[Start RECORDS FOR THE TASK]

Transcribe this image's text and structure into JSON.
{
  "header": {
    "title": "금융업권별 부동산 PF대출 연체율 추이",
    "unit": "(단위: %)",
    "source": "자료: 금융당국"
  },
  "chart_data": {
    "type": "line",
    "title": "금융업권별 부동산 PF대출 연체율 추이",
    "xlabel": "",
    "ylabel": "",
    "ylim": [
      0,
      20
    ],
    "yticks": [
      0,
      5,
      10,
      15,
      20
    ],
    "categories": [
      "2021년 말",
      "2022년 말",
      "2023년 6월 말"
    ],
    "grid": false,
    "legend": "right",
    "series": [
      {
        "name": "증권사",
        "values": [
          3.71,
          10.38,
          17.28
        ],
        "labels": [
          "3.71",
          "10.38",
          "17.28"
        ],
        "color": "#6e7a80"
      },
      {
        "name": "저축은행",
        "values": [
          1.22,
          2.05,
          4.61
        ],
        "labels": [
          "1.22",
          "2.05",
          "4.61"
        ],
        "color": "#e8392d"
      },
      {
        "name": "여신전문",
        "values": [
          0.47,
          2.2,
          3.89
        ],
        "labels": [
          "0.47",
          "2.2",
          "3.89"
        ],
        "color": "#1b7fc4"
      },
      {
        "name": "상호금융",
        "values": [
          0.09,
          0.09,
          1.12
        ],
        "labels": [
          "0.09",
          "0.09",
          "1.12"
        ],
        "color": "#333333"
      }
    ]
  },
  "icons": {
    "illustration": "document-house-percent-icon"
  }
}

[End RECORDS FOR THE TASK]

• TASK DIRECTIONS:
Reproduce the listing shown above in its entirety, exactly.

• RESPONSE TO THE EXERCISE:
Transcribe this image's text and structure into JSON.
{
  "header": {
    "title": "금융업권별 부동산 PF대출 연체율 추이",
    "unit": "(단위: %)",
    "source": "자료: 금융당국"
  },
  "chart_data": {
    "type": "line",
    "title": "금융업권별 부동산 PF대출 연체율 추이",
    "xlabel": "",
    "ylabel": "",
    "ylim": [
      0,
      20
    ],
    "yticks": [
      0,
      5,
      10,
      15,
      20
    ],
    "categories": [
      "2021년 말",
      "2022년 말",
      "2023년 6월 말"
    ],
    "grid": false,
    "legend": "right",
    "series": [
      {
        "name": "증권사",
        "values": [
          3.71,
          10.38,
          17.28
        ],
        "labels": [
          "3.71",
          "10.38",
          "17.28"
        ],
        "color": "#6e7a80"
      },
      {
        "name": "저축은행",
        "values": [
          1.22,
          2.05,
          4.61
        ],
        "labels": [
          "1.22",
          "2.05",
          "4.61"
        ],
        "color": "#e8392d"
      },
      {
        "name": "여신전문",
        "values": [
          0.47,
          2.2,
          3.89
        ],
        "labels": [
          "0.47",
          "2.2",
          "3.89"
        ],
        "color": "#1b7fc4"
      },
      {
        "name": "상호금융",
        "values": [
          0.09,
          0.09,
          1.12
        ],
        "labels": [
          "0.09",
          "0.09",
          "1.12"
        ],
        "color": "#333333"
      }
    ]
  },
  "icons": {
    "illustration": "document-house-percent-icon"
  }
}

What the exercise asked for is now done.